(Collected data entries)
------------------------------------------------
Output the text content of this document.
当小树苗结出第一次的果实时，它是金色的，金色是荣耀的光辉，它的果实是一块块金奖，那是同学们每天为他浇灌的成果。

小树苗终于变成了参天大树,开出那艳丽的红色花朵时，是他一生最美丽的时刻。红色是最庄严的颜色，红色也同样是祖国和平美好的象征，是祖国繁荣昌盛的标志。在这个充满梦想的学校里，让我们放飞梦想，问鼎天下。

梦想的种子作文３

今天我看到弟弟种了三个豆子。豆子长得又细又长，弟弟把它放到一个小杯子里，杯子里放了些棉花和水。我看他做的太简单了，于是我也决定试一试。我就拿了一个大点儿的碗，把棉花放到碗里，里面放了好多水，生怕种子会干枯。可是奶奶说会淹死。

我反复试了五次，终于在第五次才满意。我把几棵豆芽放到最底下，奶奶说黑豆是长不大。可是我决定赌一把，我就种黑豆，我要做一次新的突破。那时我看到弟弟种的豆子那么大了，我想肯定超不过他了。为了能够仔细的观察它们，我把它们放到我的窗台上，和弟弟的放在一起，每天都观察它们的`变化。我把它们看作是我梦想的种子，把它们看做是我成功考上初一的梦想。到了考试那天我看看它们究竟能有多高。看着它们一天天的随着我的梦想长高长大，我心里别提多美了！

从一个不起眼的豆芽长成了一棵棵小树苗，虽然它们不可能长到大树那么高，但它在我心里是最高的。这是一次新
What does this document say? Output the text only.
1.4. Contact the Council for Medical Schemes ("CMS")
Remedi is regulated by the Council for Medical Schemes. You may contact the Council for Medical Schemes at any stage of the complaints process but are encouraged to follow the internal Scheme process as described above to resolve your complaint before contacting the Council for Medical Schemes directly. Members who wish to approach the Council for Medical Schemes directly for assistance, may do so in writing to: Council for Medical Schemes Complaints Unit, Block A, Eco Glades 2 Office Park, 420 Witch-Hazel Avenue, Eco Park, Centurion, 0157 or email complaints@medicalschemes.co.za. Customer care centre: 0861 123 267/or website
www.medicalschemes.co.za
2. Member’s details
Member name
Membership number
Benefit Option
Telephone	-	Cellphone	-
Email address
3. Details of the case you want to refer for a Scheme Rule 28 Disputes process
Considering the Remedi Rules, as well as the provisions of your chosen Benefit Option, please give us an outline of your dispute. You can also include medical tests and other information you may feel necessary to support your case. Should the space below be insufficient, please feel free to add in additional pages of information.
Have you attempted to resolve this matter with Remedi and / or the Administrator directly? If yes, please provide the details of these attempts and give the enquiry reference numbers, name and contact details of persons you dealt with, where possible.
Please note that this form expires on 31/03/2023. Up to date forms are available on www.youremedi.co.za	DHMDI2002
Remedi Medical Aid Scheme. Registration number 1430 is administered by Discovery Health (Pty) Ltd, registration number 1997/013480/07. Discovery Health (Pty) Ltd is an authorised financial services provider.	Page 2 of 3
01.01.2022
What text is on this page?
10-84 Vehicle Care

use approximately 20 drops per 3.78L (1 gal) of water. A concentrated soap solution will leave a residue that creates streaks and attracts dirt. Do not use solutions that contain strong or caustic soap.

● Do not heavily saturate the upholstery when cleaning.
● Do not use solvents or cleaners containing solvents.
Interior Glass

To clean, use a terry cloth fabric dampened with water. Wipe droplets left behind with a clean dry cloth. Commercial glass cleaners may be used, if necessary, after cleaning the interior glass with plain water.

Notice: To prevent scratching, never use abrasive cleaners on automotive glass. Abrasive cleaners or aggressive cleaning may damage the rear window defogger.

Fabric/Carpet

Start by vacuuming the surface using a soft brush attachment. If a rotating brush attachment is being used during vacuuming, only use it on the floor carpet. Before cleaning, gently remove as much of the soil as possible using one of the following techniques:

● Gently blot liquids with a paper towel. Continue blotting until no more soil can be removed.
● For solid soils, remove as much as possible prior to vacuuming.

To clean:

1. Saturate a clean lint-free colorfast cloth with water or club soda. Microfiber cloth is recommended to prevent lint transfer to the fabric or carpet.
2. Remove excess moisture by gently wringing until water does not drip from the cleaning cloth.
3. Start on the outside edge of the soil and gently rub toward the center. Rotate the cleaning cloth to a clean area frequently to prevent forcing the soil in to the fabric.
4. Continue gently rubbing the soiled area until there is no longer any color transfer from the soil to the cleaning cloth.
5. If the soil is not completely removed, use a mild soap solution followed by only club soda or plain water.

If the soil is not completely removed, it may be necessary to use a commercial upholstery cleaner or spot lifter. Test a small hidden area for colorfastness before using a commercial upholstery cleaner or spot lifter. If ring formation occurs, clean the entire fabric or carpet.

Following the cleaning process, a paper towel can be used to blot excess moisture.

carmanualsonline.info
------------------------------------------------
* Do this:
Extract the data in full. Keep it word for word.

* Written response:
Output the text content of this document.
当小树苗结出第一次的果实时，它是金色的，金色是荣耀的光辉，它的果实是一块块金奖，那是同学们每天为他浇灌的成果。

小树苗终于变成了参天大树,开出那艳丽的红色花朵时，是他一生最美丽的时刻。红色是最庄严的颜色，红色也同样是祖国和平美好的象征，是祖国繁荣昌盛的标志。在这个充满梦想的学校里，让我们放飞梦想，问鼎天下。

梦想的种子作文３

今天我看到弟弟种了三个豆子。豆子长得又细又长，弟弟把它放到一个小杯子里，杯子里放了些棉花和水。我看他做的太简单了，于是我也决定试一试。我就拿了一个大点儿的碗，把棉花放到碗里，里面放了好多水，生怕种子会干枯。可是奶奶说会淹死。

我反复试了五次，终于在第五次才满意。我把几棵豆芽放到最底下，奶奶说黑豆是长不大。可是我决定赌一把，我就种黑豆，我要做一次新的突破。那时我看到弟弟种的豆子那么大了，我想肯定超不过他了。为了能够仔细的观察它们，我把它们放到我的窗台上，和弟弟的放在一起，每天都观察它们的`变化。我把它们看作是我梦想的种子，把它们看做是我成功考上初一的梦想。到了考试那天我看看它们究竟能有多高。看着它们一天天的随着我的梦想长高长大，我心里别提多美了！

从一个不起眼的豆芽长成了一棵棵小树苗，虽然它们不可能长到大树那么高，但它在我心里是最高的。这是一次新
What does this document say? Output the text only.
1.4. Contact the Council for Medical Schemes ("CMS")
Remedi is regulated by the Council for Medical Schemes. You may contact the Council for Medical Schemes at any stage of the complaints process but are encouraged to follow the internal Scheme process as described above to resolve your complaint before contacting the Council for Medical Schemes directly. Members who wish to approach the Council for Medical Schemes directly for assistance, may do so in writing to: Council for Medical Schemes Complaints Unit, Block A, Eco Glades 2 Office Park, 420 Witch-Hazel Avenue, Eco Park, Centurion, 0157 or email complaints@medicalschemes.co.za. Customer care centre: 0861 123 267/or website
www.medicalschemes.co.za
2. Member’s details
Member name
Membership number
Benefit Option
Telephone	-	Cellphone	-
Email address
3. Details of the case you want to refer for a Scheme Rule 28 Disputes process
Considering the Remedi Rules, as well as the provisions of your chosen Benefit Option, please give us an outline of your dispute. You can also include medical tests and other information you may feel necessary to support your case. Should the space below be insufficient, please feel free to add in additional pages of information.
Have you attempted to resolve this matter with Remedi and / or the Administrator directly? If yes, please provide the details of these attempts and give the enquiry reference numbers, name and contact details of persons you dealt with, where possible.
Please note that this form expires on 31/03/2023. Up to date forms are available on www.youremedi.co.za	DHMDI2002
Remedi Medical Aid Scheme. Registration number 1430 is administered by Discovery Health (Pty) Ltd, registration number 1997/013480/07. Discovery Health (Pty) Ltd is an authorised financial services provider.	Page 2 of 3
01.01.2022
What text is on this page?
10-84 Vehicle Care

use approximately 20 drops per 3.78L (1 gal) of water. A concentrated soap solution will leave a residue that creates streaks and attracts dirt. Do not use solutions that contain strong or caustic soap.

● Do not heavily saturate the upholstery when cleaning.
● Do not use solvents or cleaners containing solvents.
Interior Glass

To clean, use a terry cloth fabric dampened with water. Wipe droplets left behind with a clean dry cloth. Commercial glass cleaners may be used, if necessary, after cleaning the interior glass with plain water.

Notice: To prevent scratching, never use abrasive cleaners on automotive glass. Abrasive cleaners or aggressive cleaning may damage the rear window defogger.

Fabric/Carpet

Start by vacuuming the surface using a soft brush attachment. If a rotating brush attachment is being used during vacuuming, only use it on the floor carpet. Before cleaning, gently remove as much of the soil as possible using one of the following techniques:

● Gently blot liquids with a paper towel. Continue blotting until no more soil can be removed.
● For solid soils, remove as much as possible prior to vacuuming.

To clean:

1. Saturate a clean lint-free colorfast cloth with water or club soda. Microfiber cloth is recommended to prevent lint transfer to the fabric or carpet.
2. Remove excess moisture by gently wringing until water does not drip from the cleaning cloth.
3. Start on the outside edge of the soil and gently rub toward the center. Rotate the cleaning cloth to a clean area frequently to prevent forcing the soil in to the fabric.
4. Continue gently rubbing the soiled area until there is no longer any color transfer from the soil to the cleaning cloth.
5. If the soil is not completely removed, use a mild soap solution followed by only club soda or plain water.

If the soil is not completely removed, it may be necessary to use a commercial upholstery cleaner or spot lifter. Test a small hidden area for colorfastness before using a commercial upholstery cleaner or spot lifter. If ring formation occurs, clean the entire fabric or carpet.

Following the cleaning process, a paper towel can be used to blot excess moisture.

carmanualsonline.info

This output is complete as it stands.